# What to produce
In the records below, find each line with the word "Revenue" and copy it.

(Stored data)
'''
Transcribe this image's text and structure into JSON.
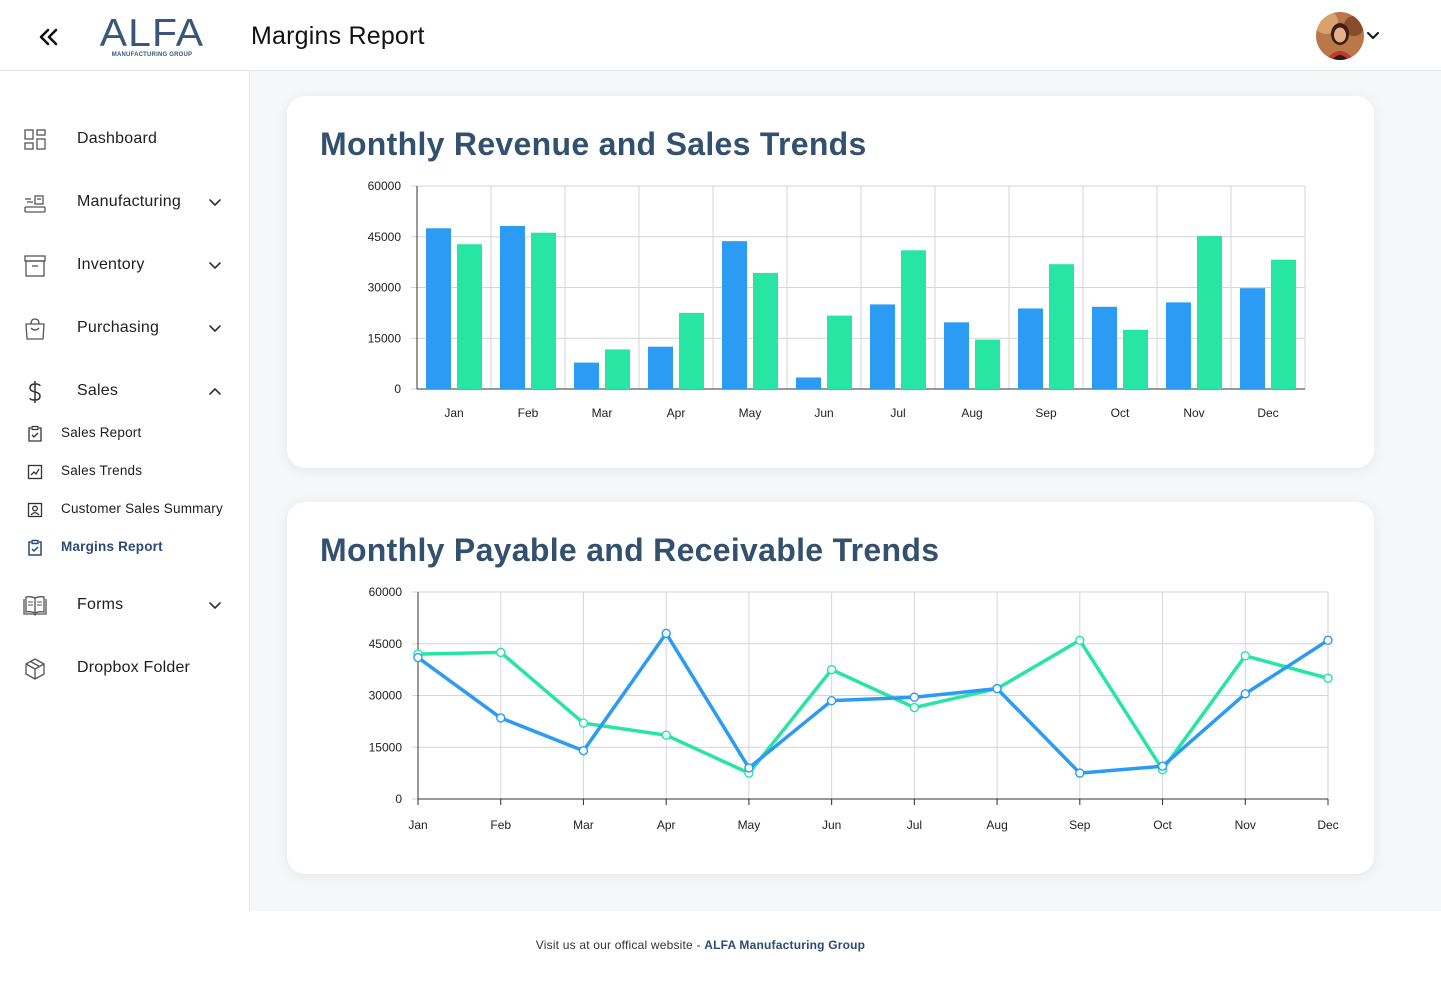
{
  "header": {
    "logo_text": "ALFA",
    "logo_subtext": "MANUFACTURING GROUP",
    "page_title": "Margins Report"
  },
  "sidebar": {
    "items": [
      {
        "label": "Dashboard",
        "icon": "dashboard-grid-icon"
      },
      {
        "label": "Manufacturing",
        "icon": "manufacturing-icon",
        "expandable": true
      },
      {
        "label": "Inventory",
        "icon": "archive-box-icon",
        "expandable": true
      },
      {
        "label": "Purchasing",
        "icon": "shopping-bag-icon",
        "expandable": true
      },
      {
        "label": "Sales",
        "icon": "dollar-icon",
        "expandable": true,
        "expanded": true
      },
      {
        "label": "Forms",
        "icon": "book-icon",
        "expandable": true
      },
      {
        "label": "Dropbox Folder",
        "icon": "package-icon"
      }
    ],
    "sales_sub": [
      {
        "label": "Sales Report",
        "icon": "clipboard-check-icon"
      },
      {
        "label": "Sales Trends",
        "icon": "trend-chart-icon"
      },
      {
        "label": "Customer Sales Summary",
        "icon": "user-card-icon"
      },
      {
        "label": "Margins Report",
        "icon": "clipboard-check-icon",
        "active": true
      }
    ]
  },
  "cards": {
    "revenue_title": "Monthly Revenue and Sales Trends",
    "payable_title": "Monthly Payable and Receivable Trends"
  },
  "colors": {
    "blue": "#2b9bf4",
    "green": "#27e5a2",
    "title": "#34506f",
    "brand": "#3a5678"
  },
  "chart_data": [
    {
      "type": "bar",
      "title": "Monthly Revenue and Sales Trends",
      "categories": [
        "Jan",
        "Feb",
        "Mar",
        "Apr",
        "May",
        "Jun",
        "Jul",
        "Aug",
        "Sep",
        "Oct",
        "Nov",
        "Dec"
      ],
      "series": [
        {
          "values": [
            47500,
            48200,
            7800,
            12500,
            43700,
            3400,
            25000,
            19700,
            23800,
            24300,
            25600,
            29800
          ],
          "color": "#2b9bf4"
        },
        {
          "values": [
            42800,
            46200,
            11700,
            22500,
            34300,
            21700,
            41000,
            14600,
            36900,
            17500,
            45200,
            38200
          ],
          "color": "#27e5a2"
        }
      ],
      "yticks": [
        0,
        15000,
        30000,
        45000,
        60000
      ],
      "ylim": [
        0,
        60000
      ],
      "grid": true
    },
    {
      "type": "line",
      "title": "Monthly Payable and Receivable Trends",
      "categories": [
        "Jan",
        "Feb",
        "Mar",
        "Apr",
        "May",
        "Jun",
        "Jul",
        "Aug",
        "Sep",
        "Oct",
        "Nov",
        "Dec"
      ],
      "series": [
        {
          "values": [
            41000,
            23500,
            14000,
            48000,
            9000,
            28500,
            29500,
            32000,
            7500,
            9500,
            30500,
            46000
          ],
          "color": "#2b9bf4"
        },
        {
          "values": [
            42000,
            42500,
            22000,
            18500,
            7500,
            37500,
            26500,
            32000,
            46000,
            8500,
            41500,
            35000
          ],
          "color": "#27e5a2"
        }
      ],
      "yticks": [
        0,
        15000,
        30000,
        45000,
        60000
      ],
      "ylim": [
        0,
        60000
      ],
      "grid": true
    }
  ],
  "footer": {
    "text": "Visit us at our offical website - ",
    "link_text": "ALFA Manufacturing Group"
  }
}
'''
# Exercise response
    "revenue_title": "Monthly Revenue and Sales Trends",
      "title": "Monthly Revenue and Sales Trends",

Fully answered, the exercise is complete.